**WORK INSTRUCTIONS:**
**a)** In the bulkhead claims, copy the passage from "wherein the interface device provides" to "one chain link.".
**b)** Answer these questions from the bulkhead claims:
(i) What loads does the damper pad support?
(ii) According to claim 03, what does the axial reinforcement include?
(iii) According to claim 05, what do the fastener elements provide?

**TEXT:**

'''

01. A bulkhead for an aerogenerator blade root, wherein the bulkhead comprises:

a) a bulkhead panel disposed within the blade, the blade having a wall with an internal surface;

b) a means for sealing the perimeter between the bulkhead panel and the internal surface of the blade root wall;

c) a bracket for attaching the bulkhead panel to the blade root wall, the bracket being characterized by comprising:

cl) a tab support with a first and a second portion;

c2) an interface device;

c3) wherein the first portion of the tab support is configured to be secured to the internal surface of the blade root wall and the second portion of the tab support is configured to be secured to the interface device, and

wherein the interface device provides the connection between the tab support and the bulkhead panel, the interface device comprising:

a damper pad that supports the compressive loads transmitted from the blade root wall to the bulkhead panel through the tab support; and an axial reinforcement that connects the tab support to the bulkhead panel, wherein the axial reinforcement supports the tensile loads transmitted from the blade root wall to the bulkhead panel through the tab support, said tensile loads being substantially supported by the axial reinforcement before the damper pad reaches its yield strength.

02. A bulkhead for an aerogenerator blade root according to claim 01, wherein the axial reinforcement includes at least one chain link.

03. A bulkhead for an aerogenerator blade root according to claim 01, wherein the axial reinforcement includes at least one tension bar.

04. A bulkhead for an aerogenerator blade root according to claim 01, wherein the axial reinforcement includes at least one flexible rod.

05. A bulkhead for an aerogenerator blade root according to claim 01, wherein the interface device further comprises fasteners elements providing the connection between the tab support and the bulkhead panel.

06. A bulkhead for an aerogenerator blade root according to claim 01, wherein the interface device further comprises al least one stress relief plate.

'''

**INFORMATION PROVIDED:**
'''

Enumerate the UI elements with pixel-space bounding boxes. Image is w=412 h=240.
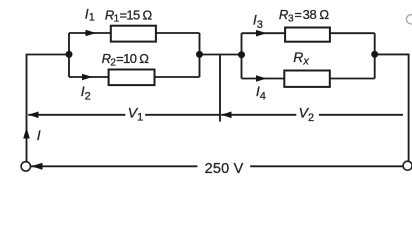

'''

**SOLUTIONS PER TASK:**
**a)**
wherein the interface device provides the connection between the tab support and the bulkhead panel, the interface device comprising:

a damper pad that supports the compressive loads transmitted from the blade root wall to the bulkhead panel through the tab support; and an axial reinforcement that connects the tab support to the bulkhead panel, wherein the axial reinforcement supports the tensile loads transmitted from the blade root wall to the bulkhead panel through the tab support, said tensile loads being substantially supported by the axial reinforcement before the damper pad reaches its yield strength.

02. A bulkhead for an aerogenerator blade root according to claim 01, wherein the axial reinforcement includes at least one chain link.

**b)**
(i) The compressive loads transmitted from the blade root wall to the bulkhead panel through the tab support.
(ii) At least one tension bar.
(iii) The connection between the tab support and the bulkhead panel.